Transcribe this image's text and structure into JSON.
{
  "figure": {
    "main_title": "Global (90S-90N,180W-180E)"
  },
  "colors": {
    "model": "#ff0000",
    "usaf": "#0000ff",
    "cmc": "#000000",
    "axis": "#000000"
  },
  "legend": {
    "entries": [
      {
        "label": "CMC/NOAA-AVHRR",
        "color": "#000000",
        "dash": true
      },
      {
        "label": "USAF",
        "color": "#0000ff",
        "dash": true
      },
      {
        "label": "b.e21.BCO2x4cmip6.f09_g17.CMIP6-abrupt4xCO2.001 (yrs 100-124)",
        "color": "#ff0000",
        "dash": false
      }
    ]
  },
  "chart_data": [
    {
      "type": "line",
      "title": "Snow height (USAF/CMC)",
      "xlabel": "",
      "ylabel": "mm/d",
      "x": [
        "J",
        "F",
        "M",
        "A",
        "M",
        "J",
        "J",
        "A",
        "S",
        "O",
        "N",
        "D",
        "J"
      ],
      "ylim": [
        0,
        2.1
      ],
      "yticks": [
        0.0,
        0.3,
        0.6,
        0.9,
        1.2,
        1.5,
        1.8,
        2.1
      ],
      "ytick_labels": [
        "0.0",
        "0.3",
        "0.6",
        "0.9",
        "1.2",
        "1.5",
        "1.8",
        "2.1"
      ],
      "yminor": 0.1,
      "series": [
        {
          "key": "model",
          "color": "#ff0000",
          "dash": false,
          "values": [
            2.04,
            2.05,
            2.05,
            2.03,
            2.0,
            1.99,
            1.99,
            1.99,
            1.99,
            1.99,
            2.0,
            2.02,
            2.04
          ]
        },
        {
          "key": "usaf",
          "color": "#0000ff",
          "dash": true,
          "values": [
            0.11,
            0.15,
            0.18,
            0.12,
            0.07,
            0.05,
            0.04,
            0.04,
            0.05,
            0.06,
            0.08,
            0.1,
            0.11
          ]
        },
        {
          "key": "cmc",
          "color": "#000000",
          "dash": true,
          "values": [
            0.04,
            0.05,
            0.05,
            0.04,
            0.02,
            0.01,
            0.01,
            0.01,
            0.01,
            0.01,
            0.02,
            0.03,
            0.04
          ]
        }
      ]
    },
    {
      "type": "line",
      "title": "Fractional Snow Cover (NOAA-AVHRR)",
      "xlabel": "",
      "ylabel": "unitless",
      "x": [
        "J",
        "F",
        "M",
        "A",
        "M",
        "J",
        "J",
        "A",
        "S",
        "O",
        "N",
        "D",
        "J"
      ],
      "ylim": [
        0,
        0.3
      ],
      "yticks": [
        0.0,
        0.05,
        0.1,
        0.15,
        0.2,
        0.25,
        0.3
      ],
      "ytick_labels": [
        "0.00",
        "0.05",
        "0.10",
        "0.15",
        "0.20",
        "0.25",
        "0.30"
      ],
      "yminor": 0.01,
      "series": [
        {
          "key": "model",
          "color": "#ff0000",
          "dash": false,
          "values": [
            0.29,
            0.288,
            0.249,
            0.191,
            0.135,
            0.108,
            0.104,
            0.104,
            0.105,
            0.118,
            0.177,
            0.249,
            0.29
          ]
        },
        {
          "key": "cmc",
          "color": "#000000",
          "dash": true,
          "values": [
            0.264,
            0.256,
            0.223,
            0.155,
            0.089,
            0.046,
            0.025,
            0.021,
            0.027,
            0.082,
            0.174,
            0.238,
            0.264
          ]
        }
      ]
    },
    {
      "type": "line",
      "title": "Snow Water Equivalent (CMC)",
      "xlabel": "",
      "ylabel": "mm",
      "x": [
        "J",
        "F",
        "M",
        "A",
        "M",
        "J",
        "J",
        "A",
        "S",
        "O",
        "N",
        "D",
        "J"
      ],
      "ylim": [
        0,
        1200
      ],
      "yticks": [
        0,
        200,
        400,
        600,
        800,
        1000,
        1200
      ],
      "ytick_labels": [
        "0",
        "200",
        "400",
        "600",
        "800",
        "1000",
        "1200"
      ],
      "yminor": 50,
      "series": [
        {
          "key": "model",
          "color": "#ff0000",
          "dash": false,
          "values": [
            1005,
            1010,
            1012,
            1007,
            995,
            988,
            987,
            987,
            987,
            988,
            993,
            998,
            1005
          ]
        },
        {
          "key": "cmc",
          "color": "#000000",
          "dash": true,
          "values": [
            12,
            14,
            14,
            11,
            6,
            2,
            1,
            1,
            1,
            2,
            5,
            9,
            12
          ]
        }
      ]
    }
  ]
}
━━━━━━━━
Exercise prompt -
The records above should be repeated in full, exactly as given.

Expected answer -
Transcribe this image's text and structure into JSON.
{
  "figure": {
    "main_title": "Global (90S-90N,180W-180E)"
  },
  "colors": {
    "model": "#ff0000",
    "usaf": "#0000ff",
    "cmc": "#000000",
    "axis": "#000000"
  },
  "legend": {
    "entries": [
      {
        "label": "CMC/NOAA-AVHRR",
        "color": "#000000",
        "dash": true
      },
      {
        "label": "USAF",
        "color": "#0000ff",
        "dash": true
      },
      {
        "label": "b.e21.BCO2x4cmip6.f09_g17.CMIP6-abrupt4xCO2.001 (yrs 100-124)",
        "color": "#ff0000",
        "dash": false
      }
    ]
  },
  "chart_data": [
    {
      "type": "line",
      "title": "Snow height (USAF/CMC)",
      "xlabel": "",
      "ylabel": "mm/d",
      "x": [
        "J",
        "F",
        "M",
        "A",
        "M",
        "J",
        "J",
        "A",
        "S",
        "O",
        "N",
        "D",
        "J"
      ],
      "ylim": [
        0,
        2.1
      ],
      "yticks": [
        0.0,
        0.3,
        0.6,
        0.9,
        1.2,
        1.5,
        1.8,
        2.1
      ],
      "ytick_labels": [
        "0.0",
        "0.3",
        "0.6",
        "0.9",
        "1.2",
        "1.5",
        "1.8",
        "2.1"
      ],
      "yminor": 0.1,
      "series": [
        {
          "key": "model",
          "color": "#ff0000",
          "dash": false,
          "values": [
            2.04,
            2.05,
            2.05,
            2.03,
            2.0,
            1.99,
            1.99,
            1.99,
            1.99,
            1.99,
            2.0,
            2.02,
            2.04
          ]
        },
        {
          "key": "usaf",
          "color": "#0000ff",
          "dash": true,
          "values": [
            0.11,
            0.15,
            0.18,
            0.12,
            0.07,
            0.05,
            0.04,
            0.04,
            0.05,
            0.06,
            0.08,
            0.1,
            0.11
          ]
        },
        {
          "key": "cmc",
          "color": "#000000",
          "dash": true,
          "values": [
            0.04,
            0.05,
            0.05,
            0.04,
            0.02,
            0.01,
            0.01,
            0.01,
            0.01,
            0.01,
            0.02,
            0.03,
            0.04
          ]
        }
      ]
    },
    {
      "type": "line",
      "title": "Fractional Snow Cover (NOAA-AVHRR)",
      "xlabel": "",
      "ylabel": "unitless",
      "x": [
        "J",
        "F",
        "M",
        "A",
        "M",
        "J",
        "J",
        "A",
        "S",
        "O",
        "N",
        "D",
        "J"
      ],
      "ylim": [
        0,
        0.3
      ],
      "yticks": [
        0.0,
        0.05,
        0.1,
        0.15,
        0.2,
        0.25,
        0.3
      ],
      "ytick_labels": [
        "0.00",
        "0.05",
        "0.10",
        "0.15",
        "0.20",
        "0.25",
        "0.30"
      ],
      "yminor": 0.01,
      "series": [
        {
          "key": "model",
          "color": "#ff0000",
          "dash": false,
          "values": [
            0.29,
            0.288,
            0.249,
            0.191,
            0.135,
            0.108,
            0.104,
            0.104,
            0.105,
            0.118,
            0.177,
            0.249,
            0.29
          ]
        },
        {
          "key": "cmc",
          "color": "#000000",
          "dash": true,
          "values": [
            0.264,
            0.256,
            0.223,
            0.155,
            0.089,
            0.046,
            0.025,
            0.021,
            0.027,
            0.082,
            0.174,
            0.238,
            0.264
          ]
        }
      ]
    },
    {
      "type": "line",
      "title": "Snow Water Equivalent (CMC)",
      "xlabel": "",
      "ylabel": "mm",
      "x": [
        "J",
        "F",
        "M",
        "A",
        "M",
        "J",
        "J",
        "A",
        "S",
        "O",
        "N",
        "D",
        "J"
      ],
      "ylim": [
        0,
        1200
      ],
      "yticks": [
        0,
        200,
        400,
        600,
        800,
        1000,
        1200
      ],
      "ytick_labels": [
        "0",
        "200",
        "400",
        "600",
        "800",
        "1000",
        "1200"
      ],
      "yminor": 50,
      "series": [
        {
          "key": "model",
          "color": "#ff0000",
          "dash": false,
          "values": [
            1005,
            1010,
            1012,
            1007,
            995,
            988,
            987,
            987,
            987,
            988,
            993,
            998,
            1005
          ]
        },
        {
          "key": "cmc",
          "color": "#000000",
          "dash": true,
          "values": [
            12,
            14,
            14,
            11,
            6,
            2,
            1,
            1,
            1,
            2,
            5,
            9,
            12
          ]
        }
      ]
    }
  ]
}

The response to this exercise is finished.